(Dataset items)

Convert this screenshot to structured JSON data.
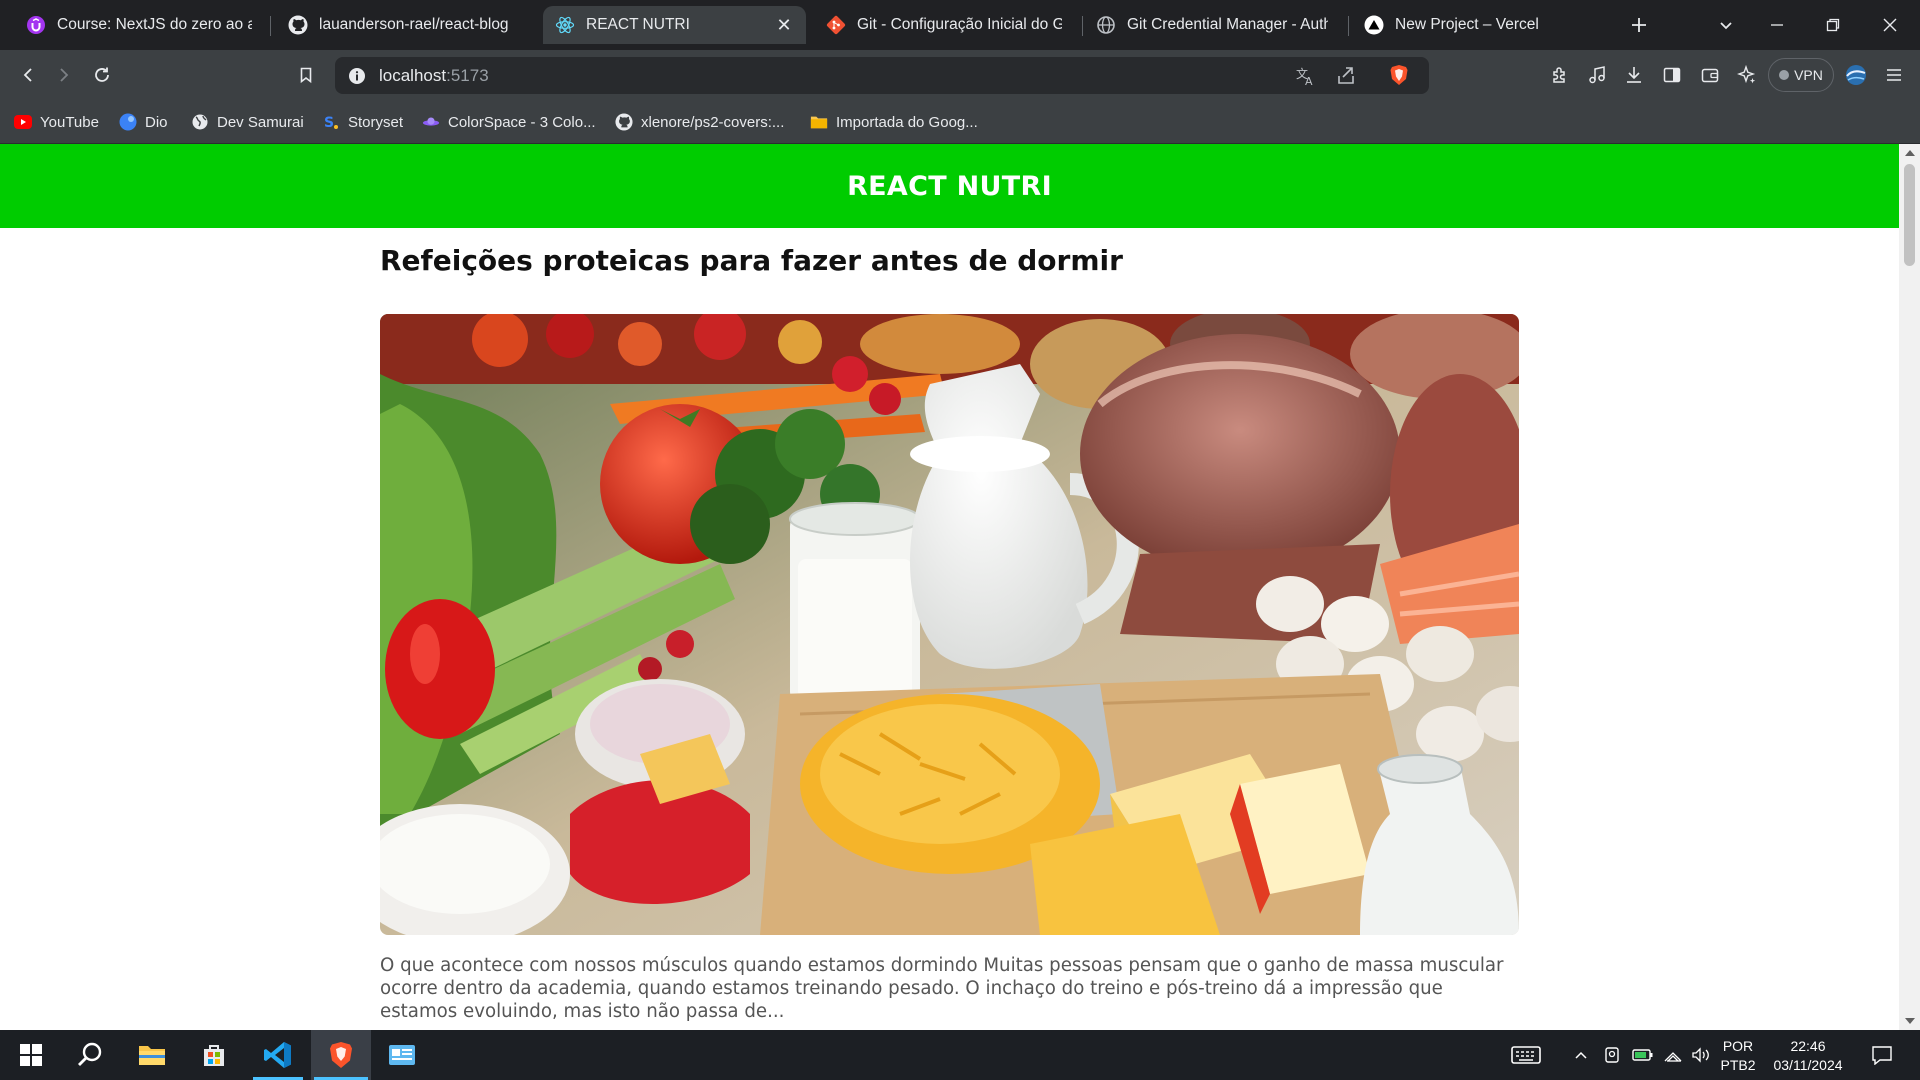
{
  "browser": {
    "tabs": [
      {
        "title": "Course: NextJS do zero ao avan",
        "icon": "udemy-icon",
        "active": false
      },
      {
        "title": "lauanderson-rael/react-blog",
        "icon": "github-icon",
        "active": false
      },
      {
        "title": "REACT NUTRI",
        "icon": "react-icon",
        "active": true
      },
      {
        "title": "Git - Configuração Inicial do Git",
        "icon": "git-icon",
        "active": false
      },
      {
        "title": "Git Credential Manager - Authe",
        "icon": "globe-icon",
        "active": false
      },
      {
        "title": "New Project – Vercel",
        "icon": "vercel-icon",
        "active": false
      }
    ],
    "address": {
      "host": "localhost",
      "port": ":5173"
    },
    "vpn_label": "VPN",
    "bookmarks": [
      {
        "label": "YouTube",
        "icon": "youtube-icon"
      },
      {
        "label": "Dio",
        "icon": "dio-icon"
      },
      {
        "label": "Dev Samurai",
        "icon": "globe-icon"
      },
      {
        "label": "Storyset",
        "icon": "storyset-icon"
      },
      {
        "label": "ColorSpace - 3 Colo...",
        "icon": "colorspace-icon"
      },
      {
        "label": "xlenore/ps2-covers:...",
        "icon": "github-icon"
      },
      {
        "label": "Importada do Goog...",
        "icon": "folder-icon"
      }
    ]
  },
  "page": {
    "header_title": "REACT NUTRI",
    "header_color": "#00cc00",
    "post": {
      "title": "Refeições proteicas para fazer antes de dormir",
      "description": "O que acontece com nossos músculos quando estamos dormindo Muitas pessoas pensam que o ganho de massa muscular ocorre dentro da academia, quando estamos treinando pesado. O inchaço do treino e pós-treino dá a impressão que estamos evoluindo, mas isto não passa de..."
    }
  },
  "taskbar": {
    "apps": [
      "start-icon",
      "search-icon",
      "file-explorer-icon",
      "microsoft-store-icon",
      "vscode-icon",
      "brave-icon",
      "control-panel-icon"
    ],
    "language": "POR",
    "layout": "PTB2",
    "time": "22:46",
    "date": "03/11/2024"
  }
}
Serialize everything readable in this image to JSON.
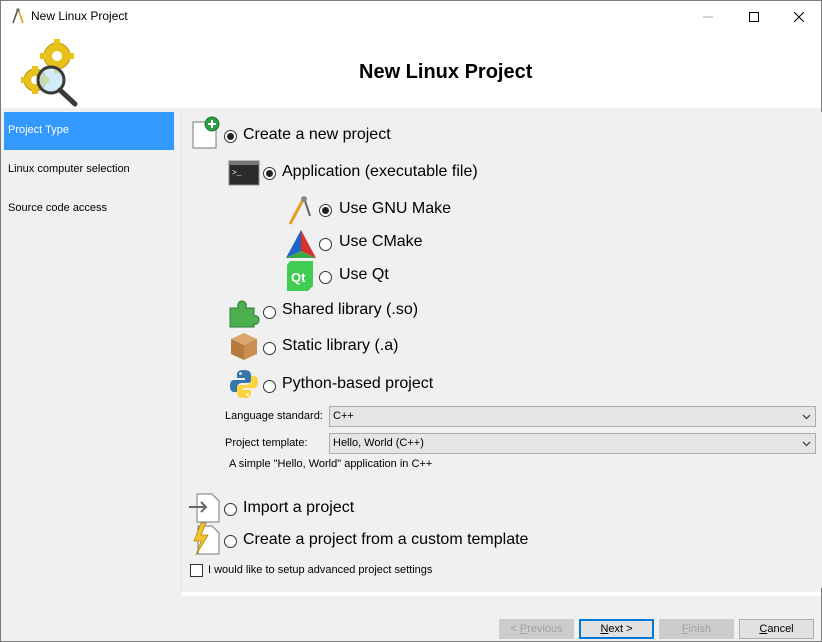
{
  "window": {
    "title": "New Linux Project",
    "controls": {
      "minimize": "minimize",
      "maximize": "maximize",
      "close": "close"
    }
  },
  "header": {
    "heading": "New Linux Project"
  },
  "sidebar": {
    "items": [
      {
        "label": "Project Type",
        "active": true
      },
      {
        "label": "Linux computer selection",
        "active": false
      },
      {
        "label": "Source code access",
        "active": false
      }
    ]
  },
  "options": {
    "create_new": {
      "label": "Create a new project",
      "checked": true
    },
    "application": {
      "label": "Application (executable file)",
      "checked": true
    },
    "gnu_make": {
      "label": "Use GNU Make",
      "checked": true
    },
    "cmake": {
      "label": "Use CMake",
      "checked": false
    },
    "qt": {
      "label": "Use Qt",
      "checked": false
    },
    "shared_library": {
      "label": "Shared library (.so)",
      "checked": false
    },
    "static_library": {
      "label": "Static library (.a)",
      "checked": false
    },
    "python": {
      "label": "Python-based project",
      "checked": false
    },
    "import": {
      "label": "Import a project",
      "checked": false
    },
    "custom_template": {
      "label": "Create a project from a custom template",
      "checked": false
    }
  },
  "fields": {
    "language_standard": {
      "label": "Language standard:",
      "value": "C++"
    },
    "project_template": {
      "label": "Project template:",
      "value": "Hello, World (C++)"
    },
    "template_hint": "A simple \"Hello, World\" application in C++"
  },
  "advanced_settings": {
    "label": "I would like to setup advanced project settings",
    "checked": false
  },
  "buttons": {
    "previous": {
      "prefix": "< ",
      "underline": "P",
      "rest": "revious",
      "enabled": false
    },
    "next": {
      "underline": "N",
      "rest": "ext >",
      "enabled": true
    },
    "finish": {
      "underline": "F",
      "rest": "inish",
      "enabled": false
    },
    "cancel": {
      "underline": "C",
      "rest": "ancel",
      "enabled": true
    }
  },
  "colors": {
    "selected_item": "#3399ff",
    "panel": "#f0f0f0",
    "primary_border": "#0078d7"
  },
  "icons": {
    "app_icon": "compass-icon",
    "logo": "gears-magnifier-icon",
    "new_project": "new-document-icon",
    "application": "terminal-icon",
    "gnu_make": "compass-icon",
    "cmake": "cmake-triangle-icon",
    "qt": "qt-icon",
    "shared_library": "puzzle-icon",
    "static_library": "box-icon",
    "python": "python-icon",
    "import": "import-document-icon",
    "custom_template": "template-bolt-icon"
  }
}
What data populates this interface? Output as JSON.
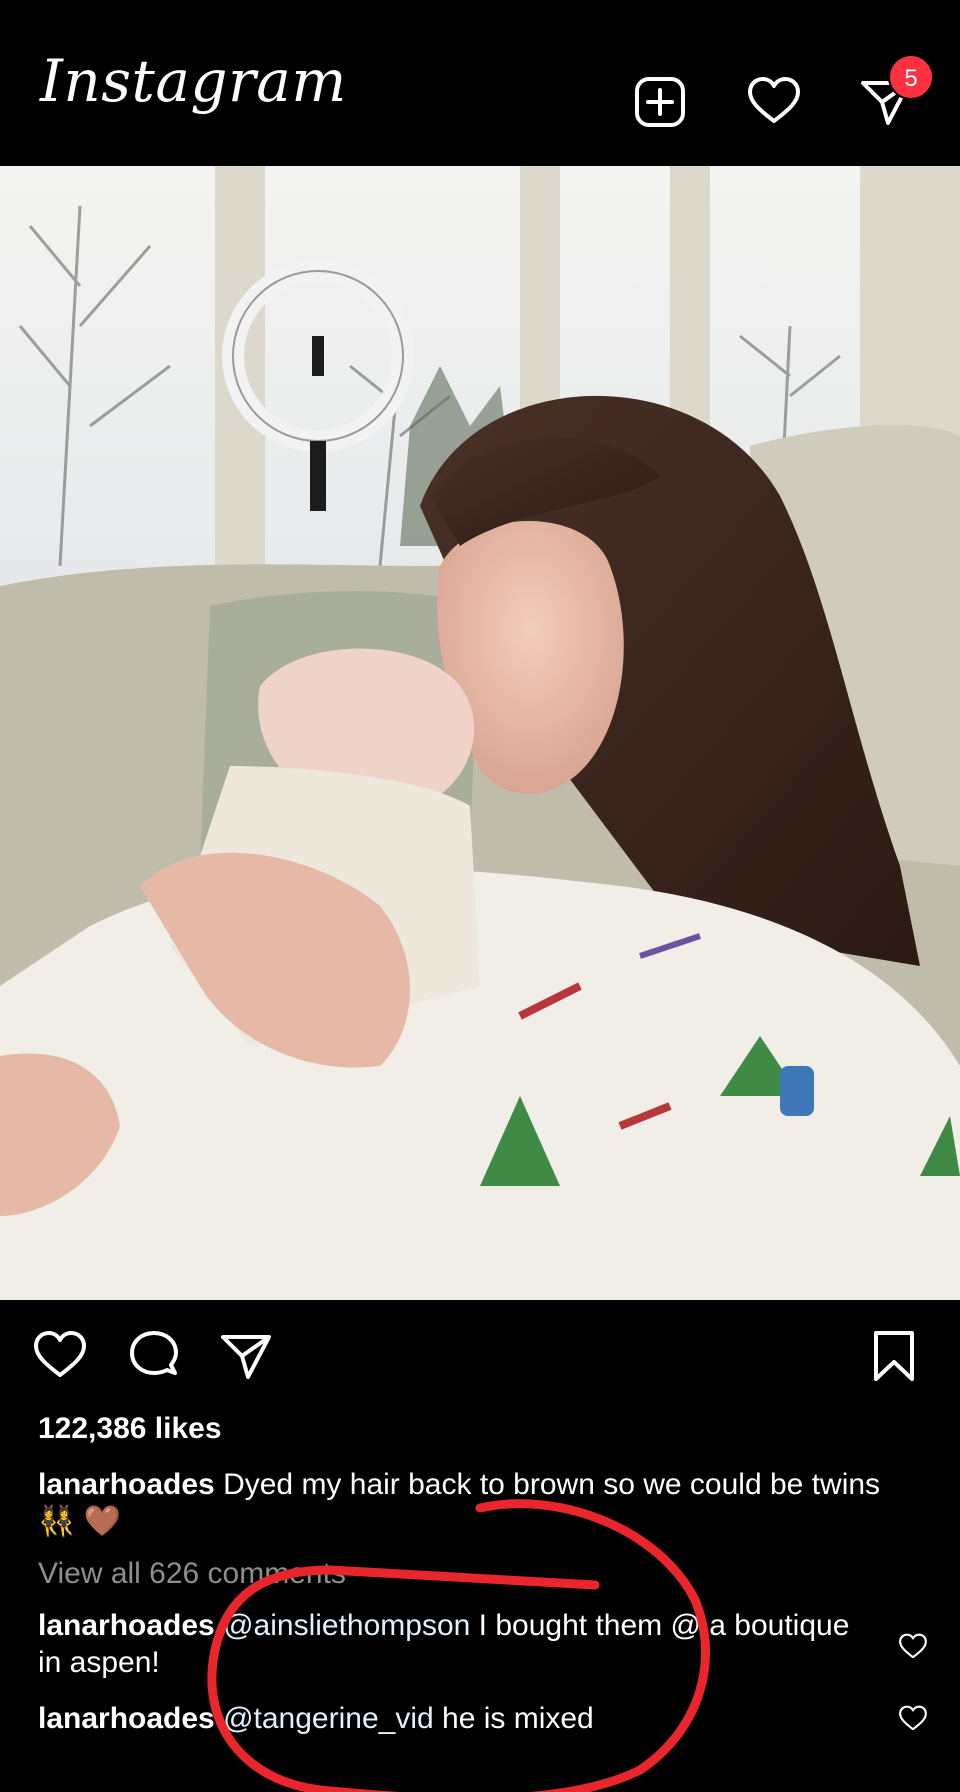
{
  "header": {
    "logo": "Instagram",
    "notification_count": "5"
  },
  "post": {
    "likes": "122,386 likes",
    "caption": {
      "username": "lanarhoades",
      "text": " Dyed my hair back to brown so we could be twins 👯‍♀️ 🤎"
    },
    "view_all_comments": "View all 626 comments",
    "comments": [
      {
        "username": "lanarhoades",
        "mention": "@ainsliethompson",
        "text": " I bought them @ a boutique in aspen!"
      },
      {
        "username": "lanarhoades",
        "mention": "@tangerine_vid",
        "text": " he is mixed"
      }
    ]
  },
  "colors": {
    "background": "#000000",
    "badge": "#ff3040",
    "annotation": "#e8262b",
    "secondary_text": "#8e8e8e"
  }
}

• Problem statement
Copy each line of the preceding data that contains the string "compass".

• Exercise output
    "app_icon": "compass-icon",
    "gnu_make": "compass-icon",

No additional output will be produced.